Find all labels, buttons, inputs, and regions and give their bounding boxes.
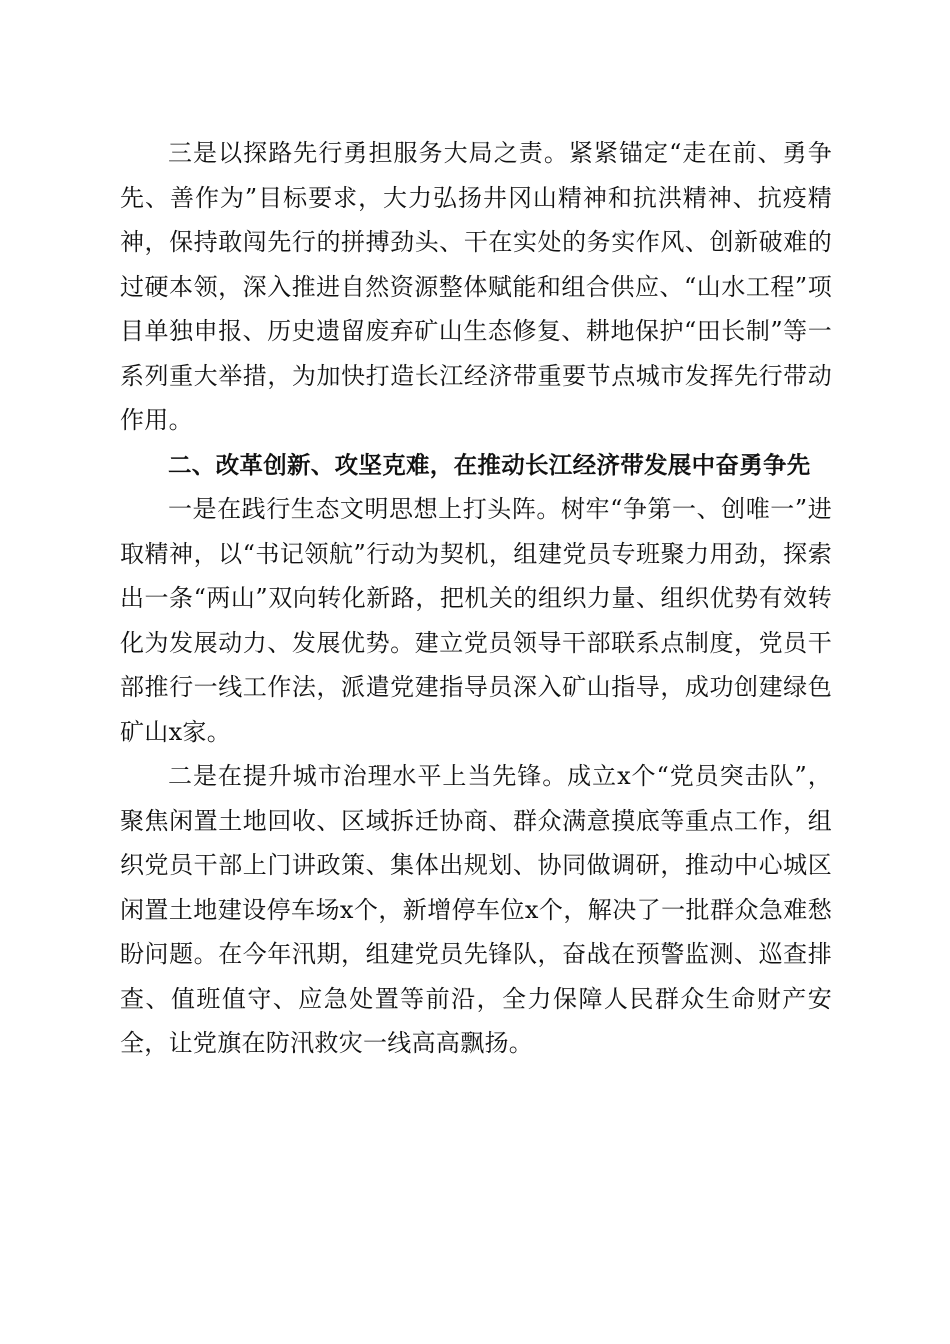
paragraph-urban-governance: 二是在提升城市治理水平上当先锋。成立x个“党员突击队”，聚焦闲置土地回收、区域拆迁协商、群众满意摸底等重点工作，组织党员干部上门讲政策、集体出规划、协同做调研，推动中心城区闲置土地建设停车场x个，新增停车位x个，解决了一批群众急难愁盼问题。在今年汛期，组建党员先锋队，奋战在预警监测、巡查排查、值班值守、应急处置等前沿，全力保障人民群众生命财产安全，让党旗在防汛救灾一线高高飘扬。 [120,762,832,1057]
section-heading-reform: 二、改革创新、攻坚克难，在推动长江经济带发展中奋勇争先 [168,450,811,479]
paragraph-service-overall: 三是以探路先行勇担服务大局之责。紧紧锚定“走在前、勇争先、善作为”目标要求，大力弘扬井冈山精神和抗洪精神、抗疫精神，保持敢闯先行的拼搏劲头、干在实处的务实作风、创新破难的过硬本领，深入推进自然资源整体赋能和组合供应、“山水工程”项目单独申报、历史遗留废弃矿山生态修复、耕地保护“田长制”等一系列重大举措，为加快打造长江经济带重要节点城市发挥先行带动作用。 [120,139,832,434]
document-body [120,131,832,1066]
paragraph-ecological-civilization: 一是在践行生态文明思想上打头阵。树牢“争第一、创唯一”进取精神，以“书记领航”行动为契机，组建党员专班聚力用劲，探索出一条“两山”双向转化新路，把机关的组织力量、组织优势有效转化为发展动力、发展优势。建立党员领导干部联系点制度，党员干部推行一线工作法，派遣党建指导员深入矿山指导，成功创建绿色矿山x家。 [120,495,832,746]
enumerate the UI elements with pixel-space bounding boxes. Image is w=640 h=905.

──────

▶ [What to work on] Quote every line of the entries above word for word, leaving out the pictures.

▶ [Finished task]
Find all labels, buttons, inputs, and regions and give their bounding boxes.
paragraph-urban-governance: 二是在提升城市治理水平上当先锋。成立x个“党员突击队”，聚焦闲置土地回收、区域拆迁协商、群众满意摸底等重点工作，组织党员干部上门讲政策、集体出规划、协同做调研，推动中心城区闲置土地建设停车场x个，新增停车位x个，解决了一批群众急难愁盼问题。在今年汛期，组建党员先锋队，奋战在预警监测、巡查排查、值班值守、应急处置等前沿，全力保障人民群众生命财产安全，让党旗在防汛救灾一线高高飘扬。 [120,762,832,1057]
section-heading-reform: 二、改革创新、攻坚克难，在推动长江经济带发展中奋勇争先 [168,450,811,479]
paragraph-service-overall: 三是以探路先行勇担服务大局之责。紧紧锚定“走在前、勇争先、善作为”目标要求，大力弘扬井冈山精神和抗洪精神、抗疫精神，保持敢闯先行的拼搏劲头、干在实处的务实作风、创新破难的过硬本领，深入推进自然资源整体赋能和组合供应、“山水工程”项目单独申报、历史遗留废弃矿山生态修复、耕地保护“田长制”等一系列重大举措，为加快打造长江经济带重要节点城市发挥先行带动作用。 [120,139,832,434]
document-body [120,131,832,1066]
paragraph-ecological-civilization: 一是在践行生态文明思想上打头阵。树牢“争第一、创唯一”进取精神，以“书记领航”行动为契机，组建党员专班聚力用劲，探索出一条“两山”双向转化新路，把机关的组织力量、组织优势有效转化为发展动力、发展优势。建立党员领导干部联系点制度，党员干部推行一线工作法，派遣党建指导员深入矿山指导，成功创建绿色矿山x家。 [120,495,832,746]
enumerate the UI elements with pixel-space bounding boxes. Image is w=640 h=905.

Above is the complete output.